=== STORED DATA ===

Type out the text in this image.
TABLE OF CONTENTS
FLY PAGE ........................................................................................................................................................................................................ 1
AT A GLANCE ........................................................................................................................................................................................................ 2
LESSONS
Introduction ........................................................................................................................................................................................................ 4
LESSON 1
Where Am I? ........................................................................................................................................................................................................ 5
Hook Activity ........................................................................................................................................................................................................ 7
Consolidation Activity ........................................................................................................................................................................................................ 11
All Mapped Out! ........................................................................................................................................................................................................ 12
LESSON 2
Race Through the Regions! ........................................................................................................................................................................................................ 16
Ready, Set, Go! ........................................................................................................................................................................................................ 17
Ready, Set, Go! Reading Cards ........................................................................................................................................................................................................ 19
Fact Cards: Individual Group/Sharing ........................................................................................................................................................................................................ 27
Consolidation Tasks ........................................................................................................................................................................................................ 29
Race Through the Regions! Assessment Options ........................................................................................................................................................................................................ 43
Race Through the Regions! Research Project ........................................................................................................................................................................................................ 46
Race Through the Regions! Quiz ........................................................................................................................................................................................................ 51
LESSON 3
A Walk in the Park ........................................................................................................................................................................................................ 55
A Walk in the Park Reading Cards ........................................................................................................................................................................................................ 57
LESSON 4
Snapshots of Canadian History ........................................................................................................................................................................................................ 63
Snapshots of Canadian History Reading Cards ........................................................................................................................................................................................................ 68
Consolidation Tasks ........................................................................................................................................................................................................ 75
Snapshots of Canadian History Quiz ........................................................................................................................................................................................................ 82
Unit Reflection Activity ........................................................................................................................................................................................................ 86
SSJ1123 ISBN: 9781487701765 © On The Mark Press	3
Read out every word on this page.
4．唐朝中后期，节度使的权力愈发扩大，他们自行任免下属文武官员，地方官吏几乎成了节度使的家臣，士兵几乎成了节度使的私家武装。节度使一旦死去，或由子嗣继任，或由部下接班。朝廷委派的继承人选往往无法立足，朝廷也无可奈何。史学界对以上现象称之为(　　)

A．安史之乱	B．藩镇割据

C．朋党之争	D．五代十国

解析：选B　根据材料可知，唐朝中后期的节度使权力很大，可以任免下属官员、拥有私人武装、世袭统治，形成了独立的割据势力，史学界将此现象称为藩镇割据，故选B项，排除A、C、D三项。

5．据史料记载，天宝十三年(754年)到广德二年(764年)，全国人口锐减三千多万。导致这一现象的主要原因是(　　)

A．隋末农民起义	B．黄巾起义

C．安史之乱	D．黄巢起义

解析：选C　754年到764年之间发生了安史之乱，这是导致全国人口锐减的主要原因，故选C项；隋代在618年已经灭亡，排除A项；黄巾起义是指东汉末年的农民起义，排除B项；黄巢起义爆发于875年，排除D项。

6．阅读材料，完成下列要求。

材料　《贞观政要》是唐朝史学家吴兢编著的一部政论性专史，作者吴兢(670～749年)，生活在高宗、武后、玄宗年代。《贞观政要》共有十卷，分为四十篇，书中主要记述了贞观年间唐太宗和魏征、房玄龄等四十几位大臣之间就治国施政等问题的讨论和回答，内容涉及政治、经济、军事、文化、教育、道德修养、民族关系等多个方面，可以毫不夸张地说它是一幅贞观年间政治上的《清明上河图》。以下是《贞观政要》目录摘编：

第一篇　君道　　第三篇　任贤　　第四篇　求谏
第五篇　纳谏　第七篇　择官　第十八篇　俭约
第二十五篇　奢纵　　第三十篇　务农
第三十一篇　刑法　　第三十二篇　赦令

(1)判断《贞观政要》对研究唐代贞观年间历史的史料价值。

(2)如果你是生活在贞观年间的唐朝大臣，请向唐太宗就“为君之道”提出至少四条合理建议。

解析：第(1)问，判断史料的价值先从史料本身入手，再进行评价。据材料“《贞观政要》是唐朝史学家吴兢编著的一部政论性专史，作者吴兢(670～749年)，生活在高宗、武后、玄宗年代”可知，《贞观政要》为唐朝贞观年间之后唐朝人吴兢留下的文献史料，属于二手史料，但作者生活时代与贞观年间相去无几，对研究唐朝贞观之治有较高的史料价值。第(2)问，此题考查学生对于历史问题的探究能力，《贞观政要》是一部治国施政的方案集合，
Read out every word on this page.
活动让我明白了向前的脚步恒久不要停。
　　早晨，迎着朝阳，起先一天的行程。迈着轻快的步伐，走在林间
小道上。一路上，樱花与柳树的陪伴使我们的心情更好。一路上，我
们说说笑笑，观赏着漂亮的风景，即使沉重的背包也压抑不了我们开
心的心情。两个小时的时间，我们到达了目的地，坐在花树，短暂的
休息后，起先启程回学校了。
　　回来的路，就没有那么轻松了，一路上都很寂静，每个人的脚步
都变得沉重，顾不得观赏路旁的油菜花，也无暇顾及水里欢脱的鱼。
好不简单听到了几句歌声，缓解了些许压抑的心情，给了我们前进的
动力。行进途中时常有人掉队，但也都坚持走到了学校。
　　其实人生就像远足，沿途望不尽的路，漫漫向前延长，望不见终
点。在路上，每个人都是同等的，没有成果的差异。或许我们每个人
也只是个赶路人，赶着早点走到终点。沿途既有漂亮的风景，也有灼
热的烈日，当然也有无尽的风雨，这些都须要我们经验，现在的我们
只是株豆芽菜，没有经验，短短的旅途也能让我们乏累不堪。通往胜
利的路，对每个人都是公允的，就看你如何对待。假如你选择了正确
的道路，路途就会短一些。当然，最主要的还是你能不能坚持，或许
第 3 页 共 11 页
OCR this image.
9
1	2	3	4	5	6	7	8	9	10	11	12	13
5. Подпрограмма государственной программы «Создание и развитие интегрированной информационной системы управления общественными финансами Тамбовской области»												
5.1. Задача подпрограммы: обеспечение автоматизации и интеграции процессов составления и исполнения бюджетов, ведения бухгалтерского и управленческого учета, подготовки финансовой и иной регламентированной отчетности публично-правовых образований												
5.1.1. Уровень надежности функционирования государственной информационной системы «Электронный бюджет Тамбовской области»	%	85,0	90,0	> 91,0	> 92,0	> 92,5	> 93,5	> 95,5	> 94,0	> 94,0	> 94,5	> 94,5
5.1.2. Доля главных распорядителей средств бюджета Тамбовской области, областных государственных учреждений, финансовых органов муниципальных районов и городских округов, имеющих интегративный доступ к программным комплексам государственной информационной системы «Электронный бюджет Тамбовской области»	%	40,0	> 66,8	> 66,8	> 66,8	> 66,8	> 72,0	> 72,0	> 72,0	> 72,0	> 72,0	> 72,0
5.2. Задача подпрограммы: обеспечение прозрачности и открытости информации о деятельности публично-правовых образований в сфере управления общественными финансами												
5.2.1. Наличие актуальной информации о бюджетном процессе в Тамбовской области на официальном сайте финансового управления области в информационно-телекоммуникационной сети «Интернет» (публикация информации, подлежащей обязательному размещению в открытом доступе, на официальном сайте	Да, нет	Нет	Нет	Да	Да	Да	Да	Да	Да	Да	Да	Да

===

• [STATED EXERCISE]
Respond with the number of lines containing "image" and no additional words.

• [FULL RESPONSE]
2